>> Start

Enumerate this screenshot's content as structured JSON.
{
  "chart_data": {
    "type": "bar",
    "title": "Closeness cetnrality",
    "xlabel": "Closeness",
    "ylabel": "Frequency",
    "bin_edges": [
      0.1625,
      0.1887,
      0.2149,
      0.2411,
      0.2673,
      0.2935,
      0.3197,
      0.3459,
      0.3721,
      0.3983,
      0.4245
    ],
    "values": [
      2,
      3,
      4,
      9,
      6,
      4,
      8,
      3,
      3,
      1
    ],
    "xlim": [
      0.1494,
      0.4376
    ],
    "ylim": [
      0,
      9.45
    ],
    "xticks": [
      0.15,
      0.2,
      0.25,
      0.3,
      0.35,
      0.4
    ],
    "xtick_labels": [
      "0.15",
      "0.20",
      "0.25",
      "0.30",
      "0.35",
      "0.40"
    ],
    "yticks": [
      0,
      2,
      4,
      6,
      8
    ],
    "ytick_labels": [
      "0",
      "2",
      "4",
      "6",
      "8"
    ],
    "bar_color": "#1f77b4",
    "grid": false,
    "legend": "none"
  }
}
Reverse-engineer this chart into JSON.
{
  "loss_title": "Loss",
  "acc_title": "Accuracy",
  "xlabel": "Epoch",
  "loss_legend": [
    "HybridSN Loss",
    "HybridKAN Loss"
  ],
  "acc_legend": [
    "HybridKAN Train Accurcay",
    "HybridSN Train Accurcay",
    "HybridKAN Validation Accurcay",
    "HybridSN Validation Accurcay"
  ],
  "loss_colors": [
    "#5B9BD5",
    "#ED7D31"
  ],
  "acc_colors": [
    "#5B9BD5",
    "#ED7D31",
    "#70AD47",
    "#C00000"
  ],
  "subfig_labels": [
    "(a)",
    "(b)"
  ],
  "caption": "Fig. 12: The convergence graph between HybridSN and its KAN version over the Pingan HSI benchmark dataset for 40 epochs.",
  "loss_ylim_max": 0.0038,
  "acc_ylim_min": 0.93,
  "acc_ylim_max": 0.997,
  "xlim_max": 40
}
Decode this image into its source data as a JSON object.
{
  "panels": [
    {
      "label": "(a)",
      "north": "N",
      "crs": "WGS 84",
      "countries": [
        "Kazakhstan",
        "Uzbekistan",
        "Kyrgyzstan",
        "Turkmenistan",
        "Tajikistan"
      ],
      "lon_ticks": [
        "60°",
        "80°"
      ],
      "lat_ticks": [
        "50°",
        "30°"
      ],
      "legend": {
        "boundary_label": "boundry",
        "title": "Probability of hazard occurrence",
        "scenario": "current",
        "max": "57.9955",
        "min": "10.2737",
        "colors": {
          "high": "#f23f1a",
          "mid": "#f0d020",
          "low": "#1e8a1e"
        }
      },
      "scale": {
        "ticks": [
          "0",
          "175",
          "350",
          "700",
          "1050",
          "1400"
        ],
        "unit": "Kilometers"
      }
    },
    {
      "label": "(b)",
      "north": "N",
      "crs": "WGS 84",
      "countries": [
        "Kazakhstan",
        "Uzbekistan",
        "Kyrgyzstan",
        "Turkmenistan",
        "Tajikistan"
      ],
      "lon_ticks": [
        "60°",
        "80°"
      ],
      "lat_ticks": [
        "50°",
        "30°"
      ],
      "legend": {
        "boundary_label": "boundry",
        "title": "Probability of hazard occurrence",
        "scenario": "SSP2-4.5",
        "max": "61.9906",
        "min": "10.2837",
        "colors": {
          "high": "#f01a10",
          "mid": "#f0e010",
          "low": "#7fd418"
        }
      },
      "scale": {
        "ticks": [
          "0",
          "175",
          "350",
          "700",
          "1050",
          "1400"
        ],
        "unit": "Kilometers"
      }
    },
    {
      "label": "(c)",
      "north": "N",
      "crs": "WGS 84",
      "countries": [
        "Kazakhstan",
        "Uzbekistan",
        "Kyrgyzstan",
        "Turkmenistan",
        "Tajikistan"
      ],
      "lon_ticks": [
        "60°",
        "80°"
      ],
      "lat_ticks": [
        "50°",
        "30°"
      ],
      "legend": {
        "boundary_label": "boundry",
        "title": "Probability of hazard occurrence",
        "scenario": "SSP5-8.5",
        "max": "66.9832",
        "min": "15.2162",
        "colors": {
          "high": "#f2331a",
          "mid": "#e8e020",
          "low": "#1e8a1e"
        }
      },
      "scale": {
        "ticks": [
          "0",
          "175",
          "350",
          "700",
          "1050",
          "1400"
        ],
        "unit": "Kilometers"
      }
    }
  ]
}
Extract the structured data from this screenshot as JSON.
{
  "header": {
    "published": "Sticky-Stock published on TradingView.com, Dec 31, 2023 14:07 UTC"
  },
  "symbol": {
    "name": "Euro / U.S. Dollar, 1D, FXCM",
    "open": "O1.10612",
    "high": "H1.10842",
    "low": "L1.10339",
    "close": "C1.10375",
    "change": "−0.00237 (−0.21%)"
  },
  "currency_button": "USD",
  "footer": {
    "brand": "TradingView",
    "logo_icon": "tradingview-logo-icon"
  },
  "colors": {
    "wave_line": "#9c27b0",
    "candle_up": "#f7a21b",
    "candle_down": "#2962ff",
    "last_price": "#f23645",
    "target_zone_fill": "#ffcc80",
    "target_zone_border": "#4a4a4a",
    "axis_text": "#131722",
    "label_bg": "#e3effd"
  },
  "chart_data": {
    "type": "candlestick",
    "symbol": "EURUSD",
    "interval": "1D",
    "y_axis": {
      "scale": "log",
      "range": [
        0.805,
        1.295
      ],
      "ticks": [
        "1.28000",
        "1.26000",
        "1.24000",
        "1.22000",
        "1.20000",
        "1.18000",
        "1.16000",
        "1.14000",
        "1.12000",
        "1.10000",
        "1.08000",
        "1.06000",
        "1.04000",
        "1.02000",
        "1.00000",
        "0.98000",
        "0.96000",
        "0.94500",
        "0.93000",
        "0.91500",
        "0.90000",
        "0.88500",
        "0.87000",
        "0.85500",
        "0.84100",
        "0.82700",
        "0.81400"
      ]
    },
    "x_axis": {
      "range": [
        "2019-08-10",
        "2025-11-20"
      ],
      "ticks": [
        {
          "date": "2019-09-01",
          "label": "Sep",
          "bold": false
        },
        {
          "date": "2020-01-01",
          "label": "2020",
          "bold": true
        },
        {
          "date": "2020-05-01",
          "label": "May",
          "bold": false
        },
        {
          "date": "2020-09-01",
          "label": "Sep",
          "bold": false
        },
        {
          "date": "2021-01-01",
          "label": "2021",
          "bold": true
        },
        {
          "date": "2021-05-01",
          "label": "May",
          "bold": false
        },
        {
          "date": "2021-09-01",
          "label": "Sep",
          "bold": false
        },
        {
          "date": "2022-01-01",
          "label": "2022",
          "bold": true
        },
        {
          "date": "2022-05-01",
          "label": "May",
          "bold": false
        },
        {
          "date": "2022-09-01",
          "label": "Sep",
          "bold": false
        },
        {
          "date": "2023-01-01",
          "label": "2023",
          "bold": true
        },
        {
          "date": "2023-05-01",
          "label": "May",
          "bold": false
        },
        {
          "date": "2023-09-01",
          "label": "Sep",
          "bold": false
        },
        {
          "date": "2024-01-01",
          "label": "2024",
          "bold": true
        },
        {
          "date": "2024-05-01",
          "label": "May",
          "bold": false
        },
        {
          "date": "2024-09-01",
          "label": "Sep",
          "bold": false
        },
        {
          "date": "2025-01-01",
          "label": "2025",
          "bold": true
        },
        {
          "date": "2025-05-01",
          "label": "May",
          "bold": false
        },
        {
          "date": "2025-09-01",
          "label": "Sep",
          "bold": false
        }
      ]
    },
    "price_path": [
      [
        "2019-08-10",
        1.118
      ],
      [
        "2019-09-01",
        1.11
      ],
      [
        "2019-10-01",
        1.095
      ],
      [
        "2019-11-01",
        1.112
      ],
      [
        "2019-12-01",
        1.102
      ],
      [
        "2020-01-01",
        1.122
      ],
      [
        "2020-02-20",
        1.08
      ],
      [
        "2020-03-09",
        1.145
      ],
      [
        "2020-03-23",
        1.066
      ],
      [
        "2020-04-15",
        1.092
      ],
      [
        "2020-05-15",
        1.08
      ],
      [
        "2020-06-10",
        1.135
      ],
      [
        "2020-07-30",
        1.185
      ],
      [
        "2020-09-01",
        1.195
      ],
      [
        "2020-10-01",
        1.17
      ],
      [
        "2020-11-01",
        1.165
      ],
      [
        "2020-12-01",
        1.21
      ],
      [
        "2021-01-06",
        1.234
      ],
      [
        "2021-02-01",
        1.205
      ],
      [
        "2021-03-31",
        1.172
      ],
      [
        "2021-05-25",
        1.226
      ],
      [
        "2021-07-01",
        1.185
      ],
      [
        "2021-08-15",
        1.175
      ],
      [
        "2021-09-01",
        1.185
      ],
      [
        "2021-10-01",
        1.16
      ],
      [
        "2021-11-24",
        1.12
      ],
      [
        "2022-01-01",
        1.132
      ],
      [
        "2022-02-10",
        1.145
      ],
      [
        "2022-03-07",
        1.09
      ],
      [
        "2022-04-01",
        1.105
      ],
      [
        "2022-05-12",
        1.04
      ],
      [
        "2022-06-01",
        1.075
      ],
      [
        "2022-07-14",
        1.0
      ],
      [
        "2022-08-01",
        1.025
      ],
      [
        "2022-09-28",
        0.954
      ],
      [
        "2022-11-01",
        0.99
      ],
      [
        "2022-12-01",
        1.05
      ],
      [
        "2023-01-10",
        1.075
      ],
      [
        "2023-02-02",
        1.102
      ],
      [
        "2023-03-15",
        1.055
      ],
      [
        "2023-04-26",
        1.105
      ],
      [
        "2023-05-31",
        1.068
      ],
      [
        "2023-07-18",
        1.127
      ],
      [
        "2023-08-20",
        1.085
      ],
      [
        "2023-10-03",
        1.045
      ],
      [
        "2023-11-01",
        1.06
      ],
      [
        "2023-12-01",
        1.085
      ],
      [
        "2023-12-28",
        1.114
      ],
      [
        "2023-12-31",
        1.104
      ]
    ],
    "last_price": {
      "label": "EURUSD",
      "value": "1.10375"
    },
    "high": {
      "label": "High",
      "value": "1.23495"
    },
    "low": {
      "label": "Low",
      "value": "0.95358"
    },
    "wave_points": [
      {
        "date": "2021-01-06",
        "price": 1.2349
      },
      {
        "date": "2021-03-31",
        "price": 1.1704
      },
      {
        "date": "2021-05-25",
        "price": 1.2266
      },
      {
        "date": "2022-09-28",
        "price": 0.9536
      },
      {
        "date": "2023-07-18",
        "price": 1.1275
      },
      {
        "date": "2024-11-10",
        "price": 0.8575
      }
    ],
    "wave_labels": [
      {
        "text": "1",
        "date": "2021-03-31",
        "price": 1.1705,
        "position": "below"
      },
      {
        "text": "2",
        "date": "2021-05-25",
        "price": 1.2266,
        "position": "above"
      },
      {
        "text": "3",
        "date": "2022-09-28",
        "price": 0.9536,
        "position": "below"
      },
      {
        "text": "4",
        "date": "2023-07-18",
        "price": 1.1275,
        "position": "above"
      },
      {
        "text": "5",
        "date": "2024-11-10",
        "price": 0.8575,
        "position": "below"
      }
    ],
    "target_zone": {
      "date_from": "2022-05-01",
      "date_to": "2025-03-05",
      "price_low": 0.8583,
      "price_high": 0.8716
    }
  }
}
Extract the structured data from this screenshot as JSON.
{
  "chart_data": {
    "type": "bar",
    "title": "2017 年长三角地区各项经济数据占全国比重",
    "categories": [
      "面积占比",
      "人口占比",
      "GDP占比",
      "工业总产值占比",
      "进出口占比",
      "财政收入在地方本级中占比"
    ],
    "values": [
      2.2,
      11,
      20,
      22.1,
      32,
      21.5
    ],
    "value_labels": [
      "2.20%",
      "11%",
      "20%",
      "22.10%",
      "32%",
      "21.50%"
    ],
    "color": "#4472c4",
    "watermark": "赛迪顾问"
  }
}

>> End

● PROBLEM TO WORK ON
Find how many lines include the string "JSON" and report that number alone.

● OUTPUT FOR THIS TASK
5